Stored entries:
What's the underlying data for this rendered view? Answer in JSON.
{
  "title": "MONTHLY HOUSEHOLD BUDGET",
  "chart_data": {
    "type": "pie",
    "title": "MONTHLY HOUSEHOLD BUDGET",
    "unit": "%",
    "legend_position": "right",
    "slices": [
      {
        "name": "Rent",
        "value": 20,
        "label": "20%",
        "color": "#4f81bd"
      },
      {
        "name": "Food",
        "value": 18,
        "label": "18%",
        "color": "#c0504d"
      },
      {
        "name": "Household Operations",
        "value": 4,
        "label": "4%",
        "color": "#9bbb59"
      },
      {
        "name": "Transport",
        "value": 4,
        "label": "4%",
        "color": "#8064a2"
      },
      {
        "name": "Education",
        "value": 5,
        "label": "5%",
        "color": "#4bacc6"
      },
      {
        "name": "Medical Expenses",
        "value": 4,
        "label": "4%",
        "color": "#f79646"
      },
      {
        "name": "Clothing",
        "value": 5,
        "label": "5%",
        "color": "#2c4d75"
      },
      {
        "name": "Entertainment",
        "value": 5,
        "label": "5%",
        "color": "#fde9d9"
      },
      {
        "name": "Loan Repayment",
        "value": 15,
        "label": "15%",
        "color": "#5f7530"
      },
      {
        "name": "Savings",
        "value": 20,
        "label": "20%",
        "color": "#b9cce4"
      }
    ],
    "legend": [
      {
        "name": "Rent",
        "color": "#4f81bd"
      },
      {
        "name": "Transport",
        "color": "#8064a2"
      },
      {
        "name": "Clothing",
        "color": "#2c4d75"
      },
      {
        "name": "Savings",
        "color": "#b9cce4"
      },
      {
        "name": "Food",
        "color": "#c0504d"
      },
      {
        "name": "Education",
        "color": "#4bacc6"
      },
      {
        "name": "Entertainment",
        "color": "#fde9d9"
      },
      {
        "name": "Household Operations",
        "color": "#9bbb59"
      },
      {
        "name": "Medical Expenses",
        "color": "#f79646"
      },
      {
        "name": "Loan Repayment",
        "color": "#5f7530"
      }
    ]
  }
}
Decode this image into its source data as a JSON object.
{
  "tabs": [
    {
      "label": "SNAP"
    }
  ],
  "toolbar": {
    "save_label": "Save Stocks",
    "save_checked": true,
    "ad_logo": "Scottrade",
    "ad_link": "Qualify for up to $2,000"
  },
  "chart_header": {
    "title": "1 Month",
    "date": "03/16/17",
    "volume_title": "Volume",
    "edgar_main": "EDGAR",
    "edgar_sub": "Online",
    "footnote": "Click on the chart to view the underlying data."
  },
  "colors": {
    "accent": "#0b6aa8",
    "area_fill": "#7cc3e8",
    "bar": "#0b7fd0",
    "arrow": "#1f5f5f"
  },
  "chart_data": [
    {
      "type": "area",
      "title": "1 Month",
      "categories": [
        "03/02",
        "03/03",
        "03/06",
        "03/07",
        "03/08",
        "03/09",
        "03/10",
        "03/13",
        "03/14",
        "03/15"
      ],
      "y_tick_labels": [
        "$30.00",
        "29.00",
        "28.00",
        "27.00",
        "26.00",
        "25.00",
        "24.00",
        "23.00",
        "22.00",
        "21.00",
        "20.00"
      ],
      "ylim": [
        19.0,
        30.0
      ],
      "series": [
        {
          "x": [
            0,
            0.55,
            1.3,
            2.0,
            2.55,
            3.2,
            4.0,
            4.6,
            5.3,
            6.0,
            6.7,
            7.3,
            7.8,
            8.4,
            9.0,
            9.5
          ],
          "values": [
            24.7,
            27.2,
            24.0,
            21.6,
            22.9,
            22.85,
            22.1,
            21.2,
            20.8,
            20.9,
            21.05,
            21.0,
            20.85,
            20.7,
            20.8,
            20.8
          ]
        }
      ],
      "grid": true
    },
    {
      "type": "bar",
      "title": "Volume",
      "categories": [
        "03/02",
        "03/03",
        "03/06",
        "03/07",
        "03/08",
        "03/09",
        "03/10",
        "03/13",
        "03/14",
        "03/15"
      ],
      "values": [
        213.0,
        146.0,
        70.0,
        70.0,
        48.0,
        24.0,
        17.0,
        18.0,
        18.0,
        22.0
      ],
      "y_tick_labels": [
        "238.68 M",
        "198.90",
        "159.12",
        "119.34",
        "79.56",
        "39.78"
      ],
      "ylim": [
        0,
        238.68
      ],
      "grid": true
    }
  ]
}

_Task statement_
Output all records verbatim.

_Right answer_
What's the underlying data for this rendered view? Answer in JSON.
{
  "title": "MONTHLY HOUSEHOLD BUDGET",
  "chart_data": {
    "type": "pie",
    "title": "MONTHLY HOUSEHOLD BUDGET",
    "unit": "%",
    "legend_position": "right",
    "slices": [
      {
        "name": "Rent",
        "value": 20,
        "label": "20%",
        "color": "#4f81bd"
      },
      {
        "name": "Food",
        "value": 18,
        "label": "18%",
        "color": "#c0504d"
      },
      {
        "name": "Household Operations",
        "value": 4,
        "label": "4%",
        "color": "#9bbb59"
      },
      {
        "name": "Transport",
        "value": 4,
        "label": "4%",
        "color": "#8064a2"
      },
      {
        "name": "Education",
        "value": 5,
        "label": "5%",
        "color": "#4bacc6"
      },
      {
        "name": "Medical Expenses",
        "value": 4,
        "label": "4%",
        "color": "#f79646"
      },
      {
        "name": "Clothing",
        "value": 5,
        "label": "5%",
        "color": "#2c4d75"
      },
      {
        "name": "Entertainment",
        "value": 5,
        "label": "5%",
        "color": "#fde9d9"
      },
      {
        "name": "Loan Repayment",
        "value": 15,
        "label": "15%",
        "color": "#5f7530"
      },
      {
        "name": "Savings",
        "value": 20,
        "label": "20%",
        "color": "#b9cce4"
      }
    ],
    "legend": [
      {
        "name": "Rent",
        "color": "#4f81bd"
      },
      {
        "name": "Transport",
        "color": "#8064a2"
      },
      {
        "name": "Clothing",
        "color": "#2c4d75"
      },
      {
        "name": "Savings",
        "color": "#b9cce4"
      },
      {
        "name": "Food",
        "color": "#c0504d"
      },
      {
        "name": "Education",
        "color": "#4bacc6"
      },
      {
        "name": "Entertainment",
        "color": "#fde9d9"
      },
      {
        "name": "Household Operations",
        "color": "#9bbb59"
      },
      {
        "name": "Medical Expenses",
        "color": "#f79646"
      },
      {
        "name": "Loan Repayment",
        "color": "#5f7530"
      }
    ]
  }
}
Decode this image into its source data as a JSON object.
{
  "tabs": [
    {
      "label": "SNAP"
    }
  ],
  "toolbar": {
    "save_label": "Save Stocks",
    "save_checked": true,
    "ad_logo": "Scottrade",
    "ad_link": "Qualify for up to $2,000"
  },
  "chart_header": {
    "title": "1 Month",
    "date": "03/16/17",
    "volume_title": "Volume",
    "edgar_main": "EDGAR",
    "edgar_sub": "Online",
    "footnote": "Click on the chart to view the underlying data."
  },
  "colors": {
    "accent": "#0b6aa8",
    "area_fill": "#7cc3e8",
    "bar": "#0b7fd0",
    "arrow": "#1f5f5f"
  },
  "chart_data": [
    {
      "type": "area",
      "title": "1 Month",
      "categories": [
        "03/02",
        "03/03",
        "03/06",
        "03/07",
        "03/08",
        "03/09",
        "03/10",
        "03/13",
        "03/14",
        "03/15"
      ],
      "y_tick_labels": [
        "$30.00",
        "29.00",
        "28.00",
        "27.00",
        "26.00",
        "25.00",
        "24.00",
        "23.00",
        "22.00",
        "21.00",
        "20.00"
      ],
      "ylim": [
        19.0,
        30.0
      ],
      "series": [
        {
          "x": [
            0,
            0.55,
            1.3,
            2.0,
            2.55,
            3.2,
            4.0,
            4.6,
            5.3,
            6.0,
            6.7,
            7.3,
            7.8,
            8.4,
            9.0,
            9.5
          ],
          "values": [
            24.7,
            27.2,
            24.0,
            21.6,
            22.9,
            22.85,
            22.1,
            21.2,
            20.8,
            20.9,
            21.05,
            21.0,
            20.85,
            20.7,
            20.8,
            20.8
          ]
        }
      ],
      "grid": true
    },
    {
      "type": "bar",
      "title": "Volume",
      "categories": [
        "03/02",
        "03/03",
        "03/06",
        "03/07",
        "03/08",
        "03/09",
        "03/10",
        "03/13",
        "03/14",
        "03/15"
      ],
      "values": [
        213.0,
        146.0,
        70.0,
        70.0,
        48.0,
        24.0,
        17.0,
        18.0,
        18.0,
        22.0
      ],
      "y_tick_labels": [
        "238.68 M",
        "198.90",
        "159.12",
        "119.34",
        "79.56",
        "39.78"
      ],
      "ylim": [
        0,
        238.68
      ],
      "grid": true
    }
  ]
}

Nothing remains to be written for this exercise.